What you need to do:
Transcribe the records below exactly, leaving out any pictures.
-- start --
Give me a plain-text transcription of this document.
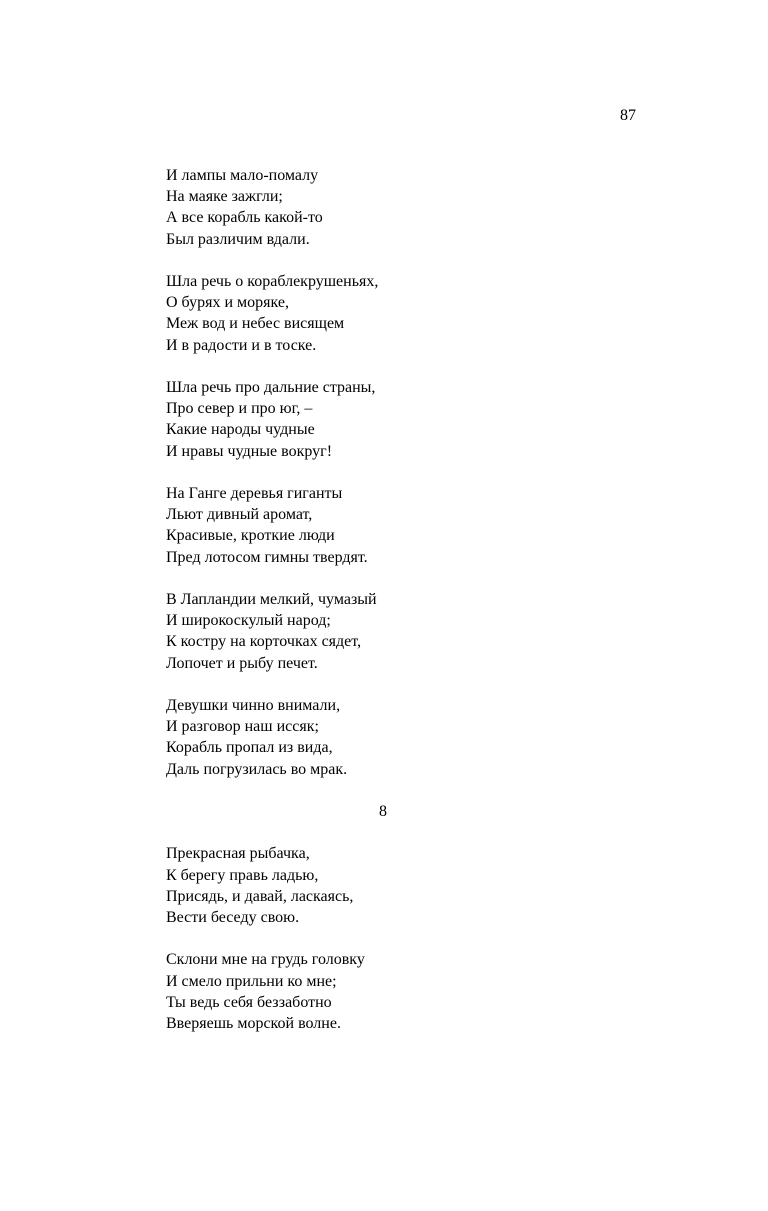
87
И лампы мало-помалу
На маяке зажгли;
А все корабль какой-то
Был различим вдали.
Шла речь о кораблекрушеньях,
О бурях и моряке,
Меж вод и небес висящем
И в радости и в тоске.
Шла речь про дальние страны,
Про север и про юг, –
Какие народы чудные
И нравы чудные вокруг!
На Ганге деревья гиганты
Льют дивный аромат,
Красивые, кроткие люди
Пред лотосом гимны твердят.
В Лапландии мелкий, чумазый
И широкоскулый народ;
К костру на корточках сядет,
Лопочет и рыбу печет.
Девушки чинно внимали,
И разговор наш иссяк;
Корабль пропал из вида,
Даль погрузилась во мрак.
8
Прекрасная рыбачка,
К берегу правь ладью,
Присядь, и давай, ласкаясь,
Вести беседу свою.
Склони мне на грудь головку
И смело прильни ко мне;
Ты ведь себя беззаботно
Вверяешь морской волне.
-- end --
Task result:
Give me a plain-text transcription of this document.
87
И лампы мало-помалу
На маяке зажгли;
А все корабль какой-то
Был различим вдали.
Шла речь о кораблекрушеньях,
О бурях и моряке,
Меж вод и небес висящем
И в радости и в тоске.
Шла речь про дальние страны,
Про север и про юг, –
Какие народы чудные
И нравы чудные вокруг!
На Ганге деревья гиганты
Льют дивный аромат,
Красивые, кроткие люди
Пред лотосом гимны твердят.
В Лапландии мелкий, чумазый
И широкоскулый народ;
К костру на корточках сядет,
Лопочет и рыбу печет.
Девушки чинно внимали,
И разговор наш иссяк;
Корабль пропал из вида,
Даль погрузилась во мрак.
8
Прекрасная рыбачка,
К берегу правь ладью,
Присядь, и давай, ласкаясь,
Вести беседу свою.
Склони мне на грудь головку
И смело прильни ко мне;
Ты ведь себя беззаботно
Вверяешь морской волне.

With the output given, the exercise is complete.